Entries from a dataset
....

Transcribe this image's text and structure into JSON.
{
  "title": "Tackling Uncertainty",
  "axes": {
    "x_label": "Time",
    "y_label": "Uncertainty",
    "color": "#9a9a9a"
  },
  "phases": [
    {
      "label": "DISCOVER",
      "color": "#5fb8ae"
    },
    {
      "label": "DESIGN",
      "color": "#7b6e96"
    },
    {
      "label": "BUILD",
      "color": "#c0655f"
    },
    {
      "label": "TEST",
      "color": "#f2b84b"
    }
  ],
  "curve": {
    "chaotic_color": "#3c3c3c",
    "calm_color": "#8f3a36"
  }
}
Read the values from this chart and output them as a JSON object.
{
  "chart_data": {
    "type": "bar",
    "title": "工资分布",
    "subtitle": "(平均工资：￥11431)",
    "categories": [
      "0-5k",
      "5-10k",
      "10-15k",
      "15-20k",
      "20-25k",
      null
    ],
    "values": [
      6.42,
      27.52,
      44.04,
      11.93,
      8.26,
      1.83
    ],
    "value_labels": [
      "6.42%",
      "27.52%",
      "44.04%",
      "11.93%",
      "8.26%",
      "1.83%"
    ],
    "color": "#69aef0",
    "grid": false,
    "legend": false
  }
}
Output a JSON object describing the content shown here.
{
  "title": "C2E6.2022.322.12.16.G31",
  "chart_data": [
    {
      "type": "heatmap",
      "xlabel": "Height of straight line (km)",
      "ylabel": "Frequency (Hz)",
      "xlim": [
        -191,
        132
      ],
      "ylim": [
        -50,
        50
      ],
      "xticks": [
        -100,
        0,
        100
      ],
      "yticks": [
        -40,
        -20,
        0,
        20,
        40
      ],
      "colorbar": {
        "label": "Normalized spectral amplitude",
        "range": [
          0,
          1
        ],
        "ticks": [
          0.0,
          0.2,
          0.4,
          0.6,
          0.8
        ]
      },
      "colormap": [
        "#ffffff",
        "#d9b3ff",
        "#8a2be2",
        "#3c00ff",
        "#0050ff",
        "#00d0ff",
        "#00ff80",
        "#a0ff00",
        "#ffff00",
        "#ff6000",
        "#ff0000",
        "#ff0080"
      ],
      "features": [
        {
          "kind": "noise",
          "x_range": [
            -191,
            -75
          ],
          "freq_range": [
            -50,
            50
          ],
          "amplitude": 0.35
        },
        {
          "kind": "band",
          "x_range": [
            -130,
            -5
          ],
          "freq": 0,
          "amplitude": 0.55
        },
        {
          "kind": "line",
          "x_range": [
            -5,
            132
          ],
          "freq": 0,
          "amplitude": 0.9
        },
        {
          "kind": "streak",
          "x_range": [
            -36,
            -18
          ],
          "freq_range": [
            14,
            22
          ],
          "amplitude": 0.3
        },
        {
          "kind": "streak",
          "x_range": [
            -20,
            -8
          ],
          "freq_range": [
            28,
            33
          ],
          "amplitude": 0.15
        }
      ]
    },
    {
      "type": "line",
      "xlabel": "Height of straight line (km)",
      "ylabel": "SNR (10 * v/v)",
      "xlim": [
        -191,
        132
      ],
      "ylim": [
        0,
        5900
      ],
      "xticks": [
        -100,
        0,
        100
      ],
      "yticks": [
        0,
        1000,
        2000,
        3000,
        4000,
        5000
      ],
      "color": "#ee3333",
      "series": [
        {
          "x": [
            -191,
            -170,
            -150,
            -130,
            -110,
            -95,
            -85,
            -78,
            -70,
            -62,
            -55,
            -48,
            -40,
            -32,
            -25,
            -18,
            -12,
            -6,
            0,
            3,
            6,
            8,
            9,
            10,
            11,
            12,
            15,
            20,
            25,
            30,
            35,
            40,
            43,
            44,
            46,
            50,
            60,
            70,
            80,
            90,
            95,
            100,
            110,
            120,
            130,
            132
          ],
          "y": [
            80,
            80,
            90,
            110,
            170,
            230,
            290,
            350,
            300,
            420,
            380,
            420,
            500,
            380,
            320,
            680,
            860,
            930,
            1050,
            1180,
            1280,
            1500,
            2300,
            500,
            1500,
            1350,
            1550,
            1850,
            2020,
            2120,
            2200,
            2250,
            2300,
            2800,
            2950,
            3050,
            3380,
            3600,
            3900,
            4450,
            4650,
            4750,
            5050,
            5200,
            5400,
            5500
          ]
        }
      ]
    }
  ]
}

....

### DO THIS
Take the lines above and retype all of them exactly.

### PROBLEM SOLUTION
Transcribe this image's text and structure into JSON.
{
  "title": "Tackling Uncertainty",
  "axes": {
    "x_label": "Time",
    "y_label": "Uncertainty",
    "color": "#9a9a9a"
  },
  "phases": [
    {
      "label": "DISCOVER",
      "color": "#5fb8ae"
    },
    {
      "label": "DESIGN",
      "color": "#7b6e96"
    },
    {
      "label": "BUILD",
      "color": "#c0655f"
    },
    {
      "label": "TEST",
      "color": "#f2b84b"
    }
  ],
  "curve": {
    "chaotic_color": "#3c3c3c",
    "calm_color": "#8f3a36"
  }
}
Read the values from this chart and output them as a JSON object.
{
  "chart_data": {
    "type": "bar",
    "title": "工资分布",
    "subtitle": "(平均工资：￥11431)",
    "categories": [
      "0-5k",
      "5-10k",
      "10-15k",
      "15-20k",
      "20-25k",
      null
    ],
    "values": [
      6.42,
      27.52,
      44.04,
      11.93,
      8.26,
      1.83
    ],
    "value_labels": [
      "6.42%",
      "27.52%",
      "44.04%",
      "11.93%",
      "8.26%",
      "1.83%"
    ],
    "color": "#69aef0",
    "grid": false,
    "legend": false
  }
}
Output a JSON object describing the content shown here.
{
  "title": "C2E6.2022.322.12.16.G31",
  "chart_data": [
    {
      "type": "heatmap",
      "xlabel": "Height of straight line (km)",
      "ylabel": "Frequency (Hz)",
      "xlim": [
        -191,
        132
      ],
      "ylim": [
        -50,
        50
      ],
      "xticks": [
        -100,
        0,
        100
      ],
      "yticks": [
        -40,
        -20,
        0,
        20,
        40
      ],
      "colorbar": {
        "label": "Normalized spectral amplitude",
        "range": [
          0,
          1
        ],
        "ticks": [
          0.0,
          0.2,
          0.4,
          0.6,
          0.8
        ]
      },
      "colormap": [
        "#ffffff",
        "#d9b3ff",
        "#8a2be2",
        "#3c00ff",
        "#0050ff",
        "#00d0ff",
        "#00ff80",
        "#a0ff00",
        "#ffff00",
        "#ff6000",
        "#ff0000",
        "#ff0080"
      ],
      "features": [
        {
          "kind": "noise",
          "x_range": [
            -191,
            -75
          ],
          "freq_range": [
            -50,
            50
          ],
          "amplitude": 0.35
        },
        {
          "kind": "band",
          "x_range": [
            -130,
            -5
          ],
          "freq": 0,
          "amplitude": 0.55
        },
        {
          "kind": "line",
          "x_range": [
            -5,
            132
          ],
          "freq": 0,
          "amplitude": 0.9
        },
        {
          "kind": "streak",
          "x_range": [
            -36,
            -18
          ],
          "freq_range": [
            14,
            22
          ],
          "amplitude": 0.3
        },
        {
          "kind": "streak",
          "x_range": [
            -20,
            -8
          ],
          "freq_range": [
            28,
            33
          ],
          "amplitude": 0.15
        }
      ]
    },
    {
      "type": "line",
      "xlabel": "Height of straight line (km)",
      "ylabel": "SNR (10 * v/v)",
      "xlim": [
        -191,
        132
      ],
      "ylim": [
        0,
        5900
      ],
      "xticks": [
        -100,
        0,
        100
      ],
      "yticks": [
        0,
        1000,
        2000,
        3000,
        4000,
        5000
      ],
      "color": "#ee3333",
      "series": [
        {
          "x": [
            -191,
            -170,
            -150,
            -130,
            -110,
            -95,
            -85,
            -78,
            -70,
            -62,
            -55,
            -48,
            -40,
            -32,
            -25,
            -18,
            -12,
            -6,
            0,
            3,
            6,
            8,
            9,
            10,
            11,
            12,
            15,
            20,
            25,
            30,
            35,
            40,
            43,
            44,
            46,
            50,
            60,
            70,
            80,
            90,
            95,
            100,
            110,
            120,
            130,
            132
          ],
          "y": [
            80,
            80,
            90,
            110,
            170,
            230,
            290,
            350,
            300,
            420,
            380,
            420,
            500,
            380,
            320,
            680,
            860,
            930,
            1050,
            1180,
            1280,
            1500,
            2300,
            500,
            1500,
            1350,
            1550,
            1850,
            2020,
            2120,
            2200,
            2250,
            2300,
            2800,
            2950,
            3050,
            3380,
            3600,
            3900,
            4450,
            4650,
            4750,
            5050,
            5200,
            5400,
            5500
          ]
        }
      ]
    }
  ]
}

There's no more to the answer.